In the data that follows, count every line holding the string "this" and give the count alone.
· · ·
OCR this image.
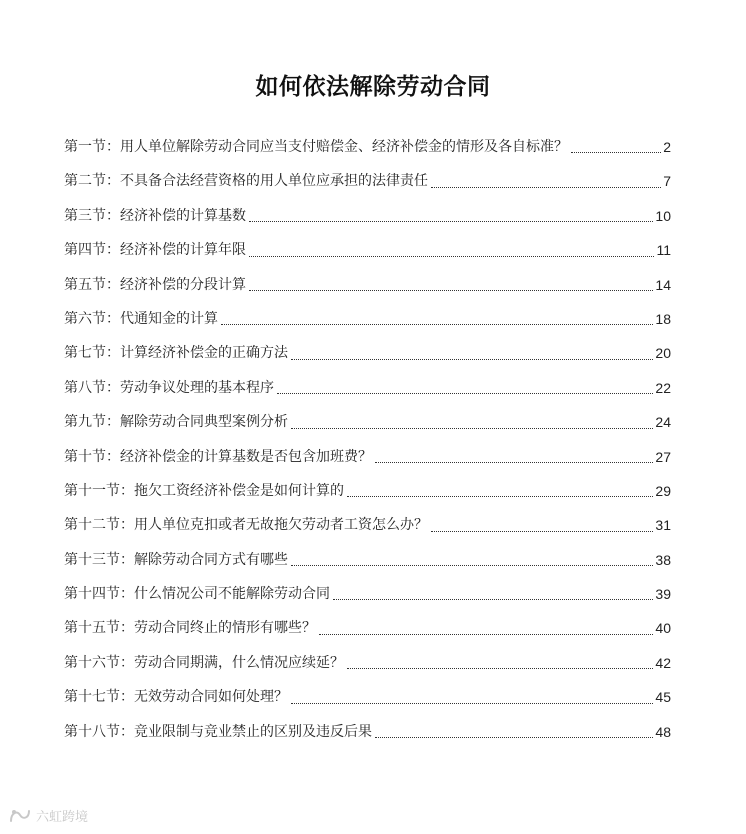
如何依法解除劳动合同
第一节：用人单位解除劳动合同应当支付赔偿金、经济补偿金的情形及各自标准？	2
第二节：不具备合法经营资格的用人单位应承担的法律责任	7
第三节：经济补偿的计算基数	10
第四节：经济补偿的计算年限	11
第五节：经济补偿的分段计算	14
第六节：代通知金的计算	18
第七节：计算经济补偿金的正确方法	20
第八节：劳动争议处理的基本程序	22
第九节：解除劳动合同典型案例分析	24
第十节：经济补偿金的计算基数是否包含加班费？	27
第十一节：拖欠工资经济补偿金是如何计算的	29
第十二节：用人单位克扣或者无故拖欠劳动者工资怎么办？	31
第十三节：解除劳动合同方式有哪些	38
第十四节：什么情况公司不能解除劳动合同	39
第十五节：劳动合同终止的情形有哪些？	40
第十六节：劳动合同期满，什么情况应续延？	42
第十七节：无效劳动合同如何处理？	45
第十八节：竞业限制与竞业禁止的区别及违反后果	48
六虹跨境
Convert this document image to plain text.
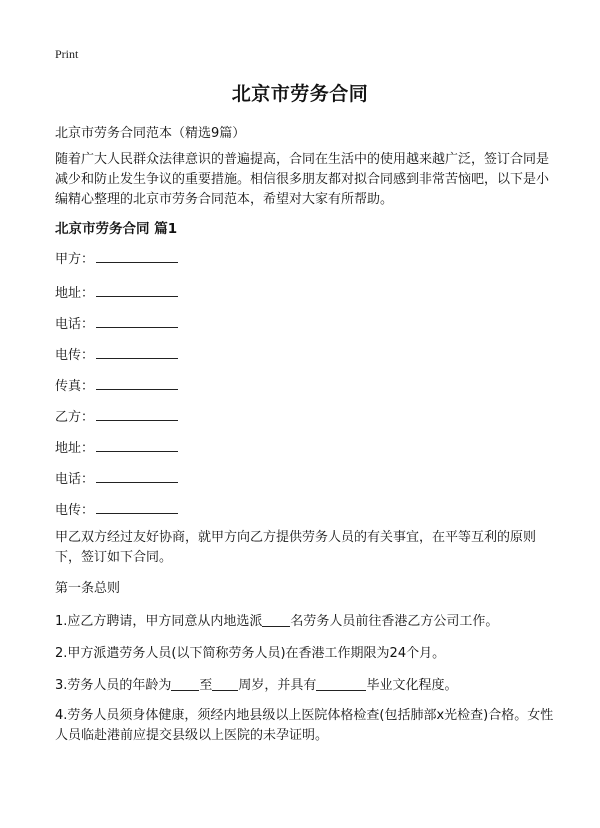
Print
北京市劳务合同
北京市劳务合同范本（精选9篇）
随着广大人民群众法律意识的普遍提高，合同在生活中的使用越来越广泛，签订合同是减少和防止发生争议的重要措施。相信很多朋友都对拟合同感到非常苦恼吧，以下是小编精心整理的北京市劳务合同范本，希望对大家有所帮助。
北京市劳务合同 篇1
甲方：
地址：
电话：
电传：
传真：
乙方：
地址：
电话：
电传：
甲乙双方经过友好协商，就甲方向乙方提供劳务人员的有关事宜，在平等互利的原则下，签订如下合同。
第一条总则
1.应乙方聘请，甲方同意从内地选派 名劳务人员前往香港乙方公司工作。
2.甲方派遣劳务人员(以下简称劳务人员)在香港工作期限为24个月。
3.劳务人员的年龄为 至 周岁，并具有	毕业文化程度。
4.劳务人员须身体健康，须经内地县级以上医院体格检查(包括肺部x光检查)合格。女性人员临赴港前应提交县级以上医院的未孕证明。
· · ·
**EXPECTED ANSWER:** 2